* Requirement 1:
Decide whether each statement below agrees with the text on geek products, answering yes or no and quoting the words of the text that settle it.
(a) ThinkGeek.com has been selling oddball products since 1995.
(b) ThinkGeek's USB Snowbot costs $20.
(c) Amy Vernon is vice president of strategy at Hasai Inc.
* Requirement 2:
Answer these questions from the text on geek products.
(a) How does Neatorama.com operate?
(b) What is the price of the Bacon vs. Tofu set?
(c) What is Ty Liotta's job at ThinkGeek?
* Requirement 3:
Proceed with the text on geek products, writing on from its last sentence.
*** Opening Text excerpt ***
Websites that cater to geek products have names that appeal, like GeekChicHQ.com, which sells furniture aimed at, you guessed it, geeks; ThinkGeek.com, which has been pitching oddball products since 1995, and Neatorama.com, which operates as a blog that sells products on the side. Geeks also seem to be fond of oddball T-shirts, which makes sites like CafePress.com and Threadless.com constantly churn out new designs with witty sayings about hardware. Geek items tend to fall into several major categories, the most unusual of which is …

Bacon

There are entire virtual shelves of products based on bacon — but not necessarily to eat. Why bacon? “It really began slowly and has snowballed, as is the case with most online geek culture touchstones,” says Amy Vernon, the web’s Bacon Queen (and also vice president of strategy at the Web marketing firm Hasai Inc.). “Once someone candied the bacon, it was all over. Then it was just a matter of how people could one-up one another on bacon, which led to chocolate-covered bacon, bacon vodka, bacon salt, bacon-flavored popcorn, bacon perfume. I have bacon bandages, an oinking pig key chain and lots of other tchotchkes. I do, however, need to get my hands on a Bacon vs. Tofu set.”

(MORE: Bacon-Scented Perfume? Sure, Why Not?)

For that, she could just do a Google product search to find the the aforementioned Bacon vs. Tofu set ($9) as well as other kitschy bacon products on the web, including bacon gummy candy.

Cool Running

The most prominent category is things that do cool things just for the sake of doing cool things. One of the first products that ThinkGeek developed on its own was a USB Snowbot. You plug it into a USB port and it flashes lights. It costs $12. “We had brought in a USB snowman that lit up, and we sold a lot of them, but we thought to ourselves, what would make the product better,” says Ty Liotta, ThinkGeek’s senior merchandiser. Now the company has a whole line of exclusives, which include things like (obviously) a plush bacon doll that says “I’m bacon” when squeezed ($20), a Star Wars-inspired Tauntaun sleeping bag ($99) and the iCade ($99), which is a housing for the iPad that turns it into an old-fashioned arcade game. There’s really no comparison shopping for these types of items, but Liotta says they try to stick to items that are $35 or below, so they aren’t out of reach for most people. If you’re paying more for a specialty item, consider if you’re really getting value for the coolness.
*** Closing Text excerpt ***
*** Opening Extracted information ***
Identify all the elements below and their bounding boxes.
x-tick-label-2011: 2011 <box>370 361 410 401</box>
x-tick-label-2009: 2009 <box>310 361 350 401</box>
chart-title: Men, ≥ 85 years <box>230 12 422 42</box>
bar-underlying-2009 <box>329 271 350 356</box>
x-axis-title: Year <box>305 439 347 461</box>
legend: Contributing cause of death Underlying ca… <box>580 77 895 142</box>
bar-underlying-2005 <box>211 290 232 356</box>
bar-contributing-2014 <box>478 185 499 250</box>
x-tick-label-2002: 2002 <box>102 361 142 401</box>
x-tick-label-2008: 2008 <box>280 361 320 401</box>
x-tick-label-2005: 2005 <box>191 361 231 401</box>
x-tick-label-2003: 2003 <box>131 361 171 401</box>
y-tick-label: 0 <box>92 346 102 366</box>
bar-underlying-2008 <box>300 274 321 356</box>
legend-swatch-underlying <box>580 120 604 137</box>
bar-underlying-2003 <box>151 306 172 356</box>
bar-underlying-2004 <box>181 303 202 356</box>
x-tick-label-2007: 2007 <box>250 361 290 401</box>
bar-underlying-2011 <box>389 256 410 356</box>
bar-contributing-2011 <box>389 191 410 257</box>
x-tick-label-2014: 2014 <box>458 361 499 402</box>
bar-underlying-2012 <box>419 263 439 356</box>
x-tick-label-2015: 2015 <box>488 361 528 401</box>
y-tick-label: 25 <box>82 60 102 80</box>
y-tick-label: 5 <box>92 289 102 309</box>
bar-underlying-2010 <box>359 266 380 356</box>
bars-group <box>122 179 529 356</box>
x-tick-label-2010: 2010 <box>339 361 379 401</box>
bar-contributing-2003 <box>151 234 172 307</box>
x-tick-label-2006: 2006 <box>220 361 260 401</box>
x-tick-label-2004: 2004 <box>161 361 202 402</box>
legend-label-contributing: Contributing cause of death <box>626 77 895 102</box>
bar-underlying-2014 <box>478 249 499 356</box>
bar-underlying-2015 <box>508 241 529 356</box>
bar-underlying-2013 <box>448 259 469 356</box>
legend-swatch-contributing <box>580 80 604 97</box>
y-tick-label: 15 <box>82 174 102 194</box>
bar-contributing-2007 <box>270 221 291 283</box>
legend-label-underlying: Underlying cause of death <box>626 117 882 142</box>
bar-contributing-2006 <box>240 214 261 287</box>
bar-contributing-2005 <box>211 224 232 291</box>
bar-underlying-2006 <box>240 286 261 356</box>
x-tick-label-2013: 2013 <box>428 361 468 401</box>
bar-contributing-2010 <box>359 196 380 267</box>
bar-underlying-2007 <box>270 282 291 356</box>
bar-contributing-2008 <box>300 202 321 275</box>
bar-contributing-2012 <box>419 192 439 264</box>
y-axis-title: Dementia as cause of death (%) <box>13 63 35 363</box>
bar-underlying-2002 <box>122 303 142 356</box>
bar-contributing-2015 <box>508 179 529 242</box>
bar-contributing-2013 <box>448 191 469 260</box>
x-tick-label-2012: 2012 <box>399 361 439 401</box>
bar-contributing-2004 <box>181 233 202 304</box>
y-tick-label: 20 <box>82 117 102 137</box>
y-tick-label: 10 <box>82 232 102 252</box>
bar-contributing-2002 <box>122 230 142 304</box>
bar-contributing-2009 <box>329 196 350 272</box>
*** Closing Extracted information ***
* Answer 1:
(a) Yes: "ThinkGeek.com, which has been pitching oddball products since 1995"
(b) No: "It costs $12."
(c) Yes: "vice president of strategy at the Web marketing firm Hasai Inc."

* Answer 2:
(a) As a blog that sells products on the side.
(b) $9.
(c) Senior merchandiser.

* Answer 3:
(MORE: Who Asked for This? You Can Now Buy Bacon Air)

Functional Geek

ThinkGeek and the other geek product suppliers also abound in products that have regular functions but some kind of design that appeals to geeks, whether by featuring a favorite geeky TV show, like the Star Trek Enterprise pizza cutter ($30), or a Dr. Who supersonic screwdriver ($39). You can, of course, get regular versions of these things for much less. But what fun would that be? The biggest price differential tends to come with branded versions of mundane things like flash drives. You can get those for about $5 per gigabyte, although you can get some as low as $2 for a 2GB drive. Go for something more flashy, like a Voltron flash drive and you’ll pay $32.

All I Got Was This Lousy T-Shirt

The premiere geek category is the funny T-shirt. Do geeks wear T-shirts more than other pockets of consumers? Hard to say. But there are a lot of them out there, every one more clever than the next one. ThinkGeek, for one, offers a $250 bounty for clever T-shirt ideas. Their most popular one to date is a guitar shirt that sounds eerily like the real thing. “The guitar shirt is a product that really crossed over from meekness to a mainstream product. It’s been on major TV shows like ‘The Today Show’ and ‘The View.’ It’s every air guitar player’s dream.” What do you pay for something like that? About $30. Much less than a regular guitar, but much more than your average T-shirt. The best thing to do at the top geek T-shirt sites is to wait for coupon codes to come around so you can get a blanket discount, then stock up on gag gifts and holiday stocking stuffers.